The exercise: Pick out the lines in the listing below that contain the word "name" and copy them.

Data excerpts:
****

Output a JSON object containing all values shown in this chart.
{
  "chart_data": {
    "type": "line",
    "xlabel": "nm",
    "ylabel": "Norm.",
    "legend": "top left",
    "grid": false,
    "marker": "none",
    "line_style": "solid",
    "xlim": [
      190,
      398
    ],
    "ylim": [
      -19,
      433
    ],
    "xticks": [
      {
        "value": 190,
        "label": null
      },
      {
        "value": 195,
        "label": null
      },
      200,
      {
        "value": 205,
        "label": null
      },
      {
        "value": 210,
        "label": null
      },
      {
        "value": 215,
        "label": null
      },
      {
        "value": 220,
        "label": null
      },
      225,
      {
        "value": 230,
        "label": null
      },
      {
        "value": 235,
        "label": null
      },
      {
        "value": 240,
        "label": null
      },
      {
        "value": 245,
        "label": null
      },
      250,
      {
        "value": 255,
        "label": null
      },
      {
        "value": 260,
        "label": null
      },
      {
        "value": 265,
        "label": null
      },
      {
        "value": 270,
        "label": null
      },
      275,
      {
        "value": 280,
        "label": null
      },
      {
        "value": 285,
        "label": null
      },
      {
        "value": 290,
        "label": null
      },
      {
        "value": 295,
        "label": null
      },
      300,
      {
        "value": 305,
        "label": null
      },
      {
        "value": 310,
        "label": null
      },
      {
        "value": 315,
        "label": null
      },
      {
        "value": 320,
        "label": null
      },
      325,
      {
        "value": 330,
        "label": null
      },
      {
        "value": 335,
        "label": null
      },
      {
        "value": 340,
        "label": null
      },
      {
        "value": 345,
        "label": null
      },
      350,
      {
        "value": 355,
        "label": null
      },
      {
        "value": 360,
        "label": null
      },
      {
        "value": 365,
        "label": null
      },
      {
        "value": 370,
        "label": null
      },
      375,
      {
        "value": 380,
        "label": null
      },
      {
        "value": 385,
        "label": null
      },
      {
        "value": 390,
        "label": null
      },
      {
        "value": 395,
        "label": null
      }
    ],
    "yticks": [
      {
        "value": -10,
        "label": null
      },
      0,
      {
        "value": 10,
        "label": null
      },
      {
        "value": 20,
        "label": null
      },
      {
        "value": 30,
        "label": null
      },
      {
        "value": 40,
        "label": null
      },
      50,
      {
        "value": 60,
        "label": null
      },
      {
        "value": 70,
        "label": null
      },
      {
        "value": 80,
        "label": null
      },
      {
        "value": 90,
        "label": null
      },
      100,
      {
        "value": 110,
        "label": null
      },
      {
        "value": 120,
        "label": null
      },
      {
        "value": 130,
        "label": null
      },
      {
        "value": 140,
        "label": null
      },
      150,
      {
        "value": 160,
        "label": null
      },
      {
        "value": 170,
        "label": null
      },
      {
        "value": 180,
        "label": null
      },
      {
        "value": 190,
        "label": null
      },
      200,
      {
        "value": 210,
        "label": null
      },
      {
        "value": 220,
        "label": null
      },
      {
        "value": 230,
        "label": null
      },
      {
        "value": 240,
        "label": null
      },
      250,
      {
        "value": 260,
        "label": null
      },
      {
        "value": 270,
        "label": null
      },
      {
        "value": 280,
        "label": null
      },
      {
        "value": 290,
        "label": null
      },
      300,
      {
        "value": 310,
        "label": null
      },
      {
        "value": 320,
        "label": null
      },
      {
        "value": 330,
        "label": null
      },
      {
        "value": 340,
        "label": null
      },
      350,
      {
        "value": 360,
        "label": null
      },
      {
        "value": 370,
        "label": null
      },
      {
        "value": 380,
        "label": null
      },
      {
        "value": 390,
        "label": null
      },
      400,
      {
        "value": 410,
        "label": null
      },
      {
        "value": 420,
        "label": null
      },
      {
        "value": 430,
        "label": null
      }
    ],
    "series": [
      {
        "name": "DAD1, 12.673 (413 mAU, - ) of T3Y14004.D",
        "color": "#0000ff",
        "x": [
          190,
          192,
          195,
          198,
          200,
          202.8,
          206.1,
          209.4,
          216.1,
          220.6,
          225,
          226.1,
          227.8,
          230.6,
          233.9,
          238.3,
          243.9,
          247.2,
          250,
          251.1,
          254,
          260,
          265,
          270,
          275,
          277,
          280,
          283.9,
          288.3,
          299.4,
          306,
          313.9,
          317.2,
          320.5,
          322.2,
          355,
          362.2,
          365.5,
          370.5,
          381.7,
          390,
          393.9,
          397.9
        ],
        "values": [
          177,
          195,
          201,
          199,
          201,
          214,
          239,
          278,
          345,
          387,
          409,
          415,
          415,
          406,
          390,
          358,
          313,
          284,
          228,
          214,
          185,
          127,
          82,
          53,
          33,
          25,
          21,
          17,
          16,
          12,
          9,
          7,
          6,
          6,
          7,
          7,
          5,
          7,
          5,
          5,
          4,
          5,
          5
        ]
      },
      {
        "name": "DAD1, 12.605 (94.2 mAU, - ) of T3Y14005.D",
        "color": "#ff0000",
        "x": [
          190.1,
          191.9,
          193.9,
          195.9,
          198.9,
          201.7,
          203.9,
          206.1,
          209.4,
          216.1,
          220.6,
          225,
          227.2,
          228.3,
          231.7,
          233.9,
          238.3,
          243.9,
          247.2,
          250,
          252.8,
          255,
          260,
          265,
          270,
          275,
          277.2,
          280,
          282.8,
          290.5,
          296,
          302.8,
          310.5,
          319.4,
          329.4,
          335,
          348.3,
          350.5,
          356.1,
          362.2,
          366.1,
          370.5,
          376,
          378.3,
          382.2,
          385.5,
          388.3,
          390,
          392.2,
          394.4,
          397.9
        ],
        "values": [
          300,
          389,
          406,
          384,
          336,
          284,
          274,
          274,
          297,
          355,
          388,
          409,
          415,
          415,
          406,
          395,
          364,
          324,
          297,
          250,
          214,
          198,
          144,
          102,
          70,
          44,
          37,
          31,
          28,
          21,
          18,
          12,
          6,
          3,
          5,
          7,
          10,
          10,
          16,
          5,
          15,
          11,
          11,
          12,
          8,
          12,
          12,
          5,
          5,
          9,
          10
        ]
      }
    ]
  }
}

****

The result:
        "name": "DAD1, 12.673 (413 mAU, - ) of T3Y14004.D",
        "name": "DAD1, 12.605 (94.2 mAU, - ) of T3Y14005.D",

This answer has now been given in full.